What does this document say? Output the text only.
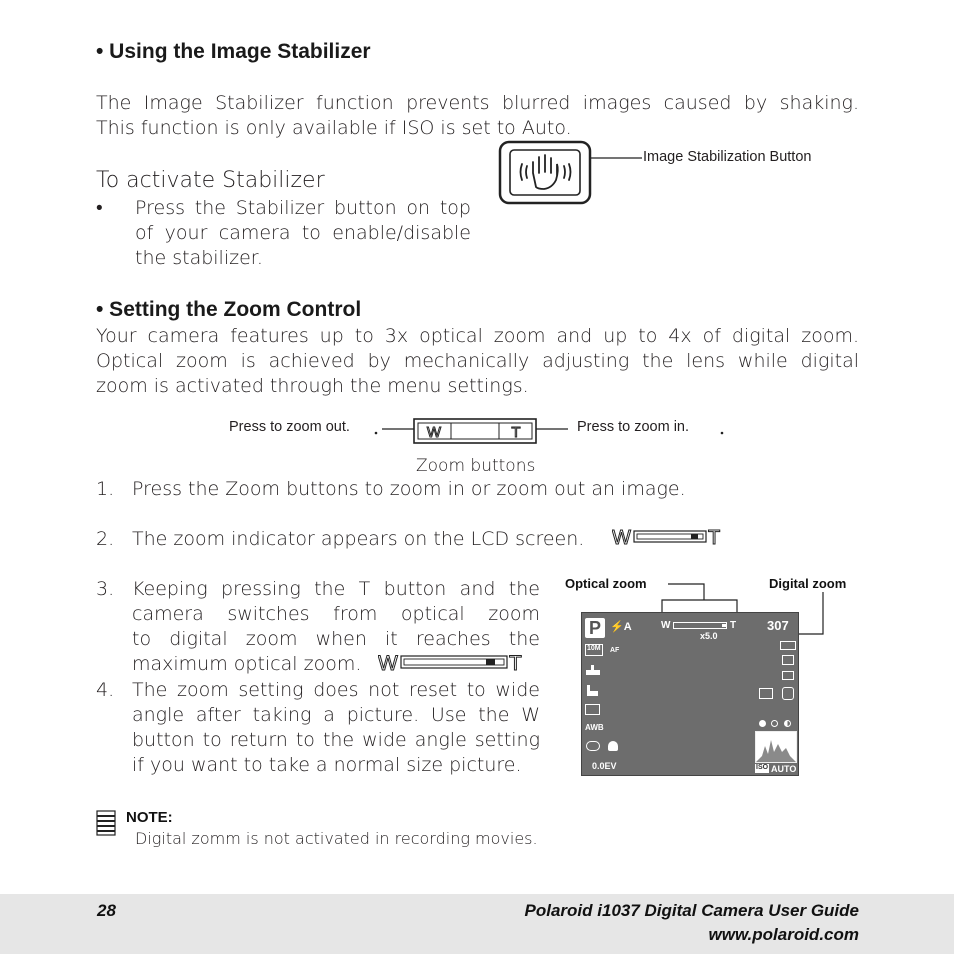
• Using the Image Stabilizer
The Image Stabilizer function prevents blurred images caused by shaking.
This function is only available if ISO is set to Auto.
To activate Stabilizer
• Press the Stabilizer button on top
of your camera to enable/disable
the stabilizer.
Image Stabilization Button
• Setting the Zoom Control
Your camera features up to 3x optical zoom and up to 4x of digital zoom.
Optical zoom is achieved by mechanically adjusting the lens while digital
zoom is activated through the menu settings.
Press to zoom out.	W	T	Press to zoom in.
Zoom buttons
1. Press the Zoom buttons to zoom in or zoom out an image.
2. The zoom indicator appears on the LCD screen. W	T
3. Keeping pressing the T button and the
camera switches from optical zoom
to digital zoom when it reaches the
maximum optical zoom. W	T
4. The zoom setting does not reset to wide
angle after taking a picture. Use the W
button to return to the wide angle setting
if you want to take a normal size picture.
Optical zoom	Digital zoom
P ⚡A	W	T
x5.0
307
10M AF
AWB
0.0EV	ISO AUTO
NOTE:
Digital zomm is not activated in recording movies.
28	Polaroid i1037 Digital Camera User Guide
www.polaroid.com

══════════════════════════════

▶ [SET TASK]:
Return all of the entries exactly as written, but drop any pictures they hold.

▶ [COMPLETED EXERCISE]:
What does this document say? Output the text only.
• Using the Image Stabilizer
The Image Stabilizer function prevents blurred images caused by shaking.
This function is only available if ISO is set to Auto.
To activate Stabilizer
• Press the Stabilizer button on top
of your camera to enable/disable
the stabilizer.
Image Stabilization Button
• Setting the Zoom Control
Your camera features up to 3x optical zoom and up to 4x of digital zoom.
Optical zoom is achieved by mechanically adjusting the lens while digital
zoom is activated through the menu settings.
Press to zoom out.	W	T	Press to zoom in.
Zoom buttons
1. Press the Zoom buttons to zoom in or zoom out an image.
2. The zoom indicator appears on the LCD screen. W	T
3. Keeping pressing the T button and the
camera switches from optical zoom
to digital zoom when it reaches the
maximum optical zoom. W	T
4. The zoom setting does not reset to wide
angle after taking a picture. Use the W
button to return to the wide angle setting
if you want to take a normal size picture.
Optical zoom	Digital zoom
P ⚡A	W	T
x5.0
307
10M AF
AWB
0.0EV	ISO AUTO
NOTE:
Digital zomm is not activated in recording movies.
28	Polaroid i1037 Digital Camera User Guide
www.polaroid.com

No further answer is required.